What is required = Give every entry again, word for word and in full.

= = =

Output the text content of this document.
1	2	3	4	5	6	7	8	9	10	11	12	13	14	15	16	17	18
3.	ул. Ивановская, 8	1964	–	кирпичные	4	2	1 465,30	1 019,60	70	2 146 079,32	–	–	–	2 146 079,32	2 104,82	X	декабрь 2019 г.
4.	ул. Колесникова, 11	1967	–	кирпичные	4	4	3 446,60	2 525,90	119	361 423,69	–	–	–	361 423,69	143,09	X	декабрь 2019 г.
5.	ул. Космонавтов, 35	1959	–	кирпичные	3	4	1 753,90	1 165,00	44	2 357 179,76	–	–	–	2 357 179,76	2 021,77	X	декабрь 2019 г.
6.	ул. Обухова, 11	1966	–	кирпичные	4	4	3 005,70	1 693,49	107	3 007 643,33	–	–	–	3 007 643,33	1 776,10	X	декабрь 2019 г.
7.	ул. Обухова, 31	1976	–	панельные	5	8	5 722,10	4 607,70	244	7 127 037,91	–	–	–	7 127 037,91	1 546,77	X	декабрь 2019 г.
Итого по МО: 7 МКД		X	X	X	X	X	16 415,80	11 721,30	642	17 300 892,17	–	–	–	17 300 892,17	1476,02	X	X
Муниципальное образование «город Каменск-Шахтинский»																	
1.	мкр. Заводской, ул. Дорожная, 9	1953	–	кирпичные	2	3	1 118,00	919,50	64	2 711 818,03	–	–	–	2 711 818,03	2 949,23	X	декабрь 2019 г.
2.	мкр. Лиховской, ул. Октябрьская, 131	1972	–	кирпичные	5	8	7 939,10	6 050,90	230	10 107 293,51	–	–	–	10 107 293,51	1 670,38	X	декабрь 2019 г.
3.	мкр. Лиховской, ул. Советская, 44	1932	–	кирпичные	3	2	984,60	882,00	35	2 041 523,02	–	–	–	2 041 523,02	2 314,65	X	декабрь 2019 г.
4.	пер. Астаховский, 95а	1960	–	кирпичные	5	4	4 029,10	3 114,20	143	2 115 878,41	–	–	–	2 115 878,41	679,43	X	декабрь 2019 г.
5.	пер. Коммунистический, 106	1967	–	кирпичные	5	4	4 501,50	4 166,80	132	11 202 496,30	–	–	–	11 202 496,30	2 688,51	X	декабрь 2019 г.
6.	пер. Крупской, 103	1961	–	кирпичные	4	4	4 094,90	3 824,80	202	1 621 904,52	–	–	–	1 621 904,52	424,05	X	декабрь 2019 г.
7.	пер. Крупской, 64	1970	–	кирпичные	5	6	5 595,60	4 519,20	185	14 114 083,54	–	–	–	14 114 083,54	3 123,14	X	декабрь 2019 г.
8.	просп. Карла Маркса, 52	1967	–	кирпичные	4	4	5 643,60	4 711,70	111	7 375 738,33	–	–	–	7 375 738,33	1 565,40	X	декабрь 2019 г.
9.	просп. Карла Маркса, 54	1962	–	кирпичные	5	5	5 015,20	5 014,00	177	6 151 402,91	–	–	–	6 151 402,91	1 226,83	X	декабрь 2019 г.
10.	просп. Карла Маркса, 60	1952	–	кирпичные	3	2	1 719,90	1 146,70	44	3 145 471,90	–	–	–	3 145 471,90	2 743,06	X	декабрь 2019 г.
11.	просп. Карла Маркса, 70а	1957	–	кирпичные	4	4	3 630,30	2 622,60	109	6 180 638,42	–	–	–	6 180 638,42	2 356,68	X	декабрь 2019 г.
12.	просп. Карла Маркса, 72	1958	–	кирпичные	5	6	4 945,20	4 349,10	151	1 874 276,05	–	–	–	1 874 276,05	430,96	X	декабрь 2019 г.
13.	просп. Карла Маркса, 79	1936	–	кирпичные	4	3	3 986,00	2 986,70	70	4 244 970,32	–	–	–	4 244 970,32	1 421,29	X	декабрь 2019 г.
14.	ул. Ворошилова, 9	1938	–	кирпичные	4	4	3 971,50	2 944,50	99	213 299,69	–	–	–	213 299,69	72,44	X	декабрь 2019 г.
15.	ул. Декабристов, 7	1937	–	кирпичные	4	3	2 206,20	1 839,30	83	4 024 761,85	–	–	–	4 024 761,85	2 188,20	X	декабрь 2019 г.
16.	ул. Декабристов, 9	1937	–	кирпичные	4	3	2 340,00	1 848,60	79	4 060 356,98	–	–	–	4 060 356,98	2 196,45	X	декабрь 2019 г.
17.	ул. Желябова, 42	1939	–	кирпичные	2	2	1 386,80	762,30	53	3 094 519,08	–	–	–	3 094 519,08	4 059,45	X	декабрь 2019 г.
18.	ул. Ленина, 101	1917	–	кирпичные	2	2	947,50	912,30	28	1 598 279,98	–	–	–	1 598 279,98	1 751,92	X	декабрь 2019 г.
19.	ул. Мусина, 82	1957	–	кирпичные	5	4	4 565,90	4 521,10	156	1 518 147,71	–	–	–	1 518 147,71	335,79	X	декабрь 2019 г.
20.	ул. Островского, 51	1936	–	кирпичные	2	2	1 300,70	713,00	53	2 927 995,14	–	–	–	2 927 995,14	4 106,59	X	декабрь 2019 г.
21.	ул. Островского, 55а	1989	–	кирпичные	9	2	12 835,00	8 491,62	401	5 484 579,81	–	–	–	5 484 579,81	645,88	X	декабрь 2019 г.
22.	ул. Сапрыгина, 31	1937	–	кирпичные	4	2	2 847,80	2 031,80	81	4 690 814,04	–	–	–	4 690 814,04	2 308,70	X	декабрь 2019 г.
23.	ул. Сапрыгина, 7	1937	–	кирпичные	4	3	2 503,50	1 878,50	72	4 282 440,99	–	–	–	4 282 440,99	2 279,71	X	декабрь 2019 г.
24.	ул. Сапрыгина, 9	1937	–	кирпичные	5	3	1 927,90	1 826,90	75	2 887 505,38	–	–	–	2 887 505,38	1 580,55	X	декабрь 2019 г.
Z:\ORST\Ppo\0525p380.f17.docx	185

= = =

The response =
Output the text content of this document.
1	2	3	4	5	6	7	8	9	10	11	12	13	14	15	16	17	18
3.	ул. Ивановская, 8	1964	–	кирпичные	4	2	1 465,30	1 019,60	70	2 146 079,32	–	–	–	2 146 079,32	2 104,82	X	декабрь 2019 г.
4.	ул. Колесникова, 11	1967	–	кирпичные	4	4	3 446,60	2 525,90	119	361 423,69	–	–	–	361 423,69	143,09	X	декабрь 2019 г.
5.	ул. Космонавтов, 35	1959	–	кирпичные	3	4	1 753,90	1 165,00	44	2 357 179,76	–	–	–	2 357 179,76	2 021,77	X	декабрь 2019 г.
6.	ул. Обухова, 11	1966	–	кирпичные	4	4	3 005,70	1 693,49	107	3 007 643,33	–	–	–	3 007 643,33	1 776,10	X	декабрь 2019 г.
7.	ул. Обухова, 31	1976	–	панельные	5	8	5 722,10	4 607,70	244	7 127 037,91	–	–	–	7 127 037,91	1 546,77	X	декабрь 2019 г.
Итого по МО: 7 МКД		X	X	X	X	X	16 415,80	11 721,30	642	17 300 892,17	–	–	–	17 300 892,17	1476,02	X	X
Муниципальное образование «город Каменск-Шахтинский»																	
1.	мкр. Заводской, ул. Дорожная, 9	1953	–	кирпичные	2	3	1 118,00	919,50	64	2 711 818,03	–	–	–	2 711 818,03	2 949,23	X	декабрь 2019 г.
2.	мкр. Лиховской, ул. Октябрьская, 131	1972	–	кирпичные	5	8	7 939,10	6 050,90	230	10 107 293,51	–	–	–	10 107 293,51	1 670,38	X	декабрь 2019 г.
3.	мкр. Лиховской, ул. Советская, 44	1932	–	кирпичные	3	2	984,60	882,00	35	2 041 523,02	–	–	–	2 041 523,02	2 314,65	X	декабрь 2019 г.
4.	пер. Астаховский, 95а	1960	–	кирпичные	5	4	4 029,10	3 114,20	143	2 115 878,41	–	–	–	2 115 878,41	679,43	X	декабрь 2019 г.
5.	пер. Коммунистический, 106	1967	–	кирпичные	5	4	4 501,50	4 166,80	132	11 202 496,30	–	–	–	11 202 496,30	2 688,51	X	декабрь 2019 г.
6.	пер. Крупской, 103	1961	–	кирпичные	4	4	4 094,90	3 824,80	202	1 621 904,52	–	–	–	1 621 904,52	424,05	X	декабрь 2019 г.
7.	пер. Крупской, 64	1970	–	кирпичные	5	6	5 595,60	4 519,20	185	14 114 083,54	–	–	–	14 114 083,54	3 123,14	X	декабрь 2019 г.
8.	просп. Карла Маркса, 52	1967	–	кирпичные	4	4	5 643,60	4 711,70	111	7 375 738,33	–	–	–	7 375 738,33	1 565,40	X	декабрь 2019 г.
9.	просп. Карла Маркса, 54	1962	–	кирпичные	5	5	5 015,20	5 014,00	177	6 151 402,91	–	–	–	6 151 402,91	1 226,83	X	декабрь 2019 г.
10.	просп. Карла Маркса, 60	1952	–	кирпичные	3	2	1 719,90	1 146,70	44	3 145 471,90	–	–	–	3 145 471,90	2 743,06	X	декабрь 2019 г.
11.	просп. Карла Маркса, 70а	1957	–	кирпичные	4	4	3 630,30	2 622,60	109	6 180 638,42	–	–	–	6 180 638,42	2 356,68	X	декабрь 2019 г.
12.	просп. Карла Маркса, 72	1958	–	кирпичные	5	6	4 945,20	4 349,10	151	1 874 276,05	–	–	–	1 874 276,05	430,96	X	декабрь 2019 г.
13.	просп. Карла Маркса, 79	1936	–	кирпичные	4	3	3 986,00	2 986,70	70	4 244 970,32	–	–	–	4 244 970,32	1 421,29	X	декабрь 2019 г.
14.	ул. Ворошилова, 9	1938	–	кирпичные	4	4	3 971,50	2 944,50	99	213 299,69	–	–	–	213 299,69	72,44	X	декабрь 2019 г.
15.	ул. Декабристов, 7	1937	–	кирпичные	4	3	2 206,20	1 839,30	83	4 024 761,85	–	–	–	4 024 761,85	2 188,20	X	декабрь 2019 г.
16.	ул. Декабристов, 9	1937	–	кирпичные	4	3	2 340,00	1 848,60	79	4 060 356,98	–	–	–	4 060 356,98	2 196,45	X	декабрь 2019 г.
17.	ул. Желябова, 42	1939	–	кирпичные	2	2	1 386,80	762,30	53	3 094 519,08	–	–	–	3 094 519,08	4 059,45	X	декабрь 2019 г.
18.	ул. Ленина, 101	1917	–	кирпичные	2	2	947,50	912,30	28	1 598 279,98	–	–	–	1 598 279,98	1 751,92	X	декабрь 2019 г.
19.	ул. Мусина, 82	1957	–	кирпичные	5	4	4 565,90	4 521,10	156	1 518 147,71	–	–	–	1 518 147,71	335,79	X	декабрь 2019 г.
20.	ул. Островского, 51	1936	–	кирпичные	2	2	1 300,70	713,00	53	2 927 995,14	–	–	–	2 927 995,14	4 106,59	X	декабрь 2019 г.
21.	ул. Островского, 55а	1989	–	кирпичные	9	2	12 835,00	8 491,62	401	5 484 579,81	–	–	–	5 484 579,81	645,88	X	декабрь 2019 г.
22.	ул. Сапрыгина, 31	1937	–	кирпичные	4	2	2 847,80	2 031,80	81	4 690 814,04	–	–	–	4 690 814,04	2 308,70	X	декабрь 2019 г.
23.	ул. Сапрыгина, 7	1937	–	кирпичные	4	3	2 503,50	1 878,50	72	4 282 440,99	–	–	–	4 282 440,99	2 279,71	X	декабрь 2019 г.
24.	ул. Сапрыгина, 9	1937	–	кирпичные	5	3	1 927,90	1 826,90	75	2 887 505,38	–	–	–	2 887 505,38	1 580,55	X	декабрь 2019 г.
Z:\ORST\Ppo\0525p380.f17.docx	185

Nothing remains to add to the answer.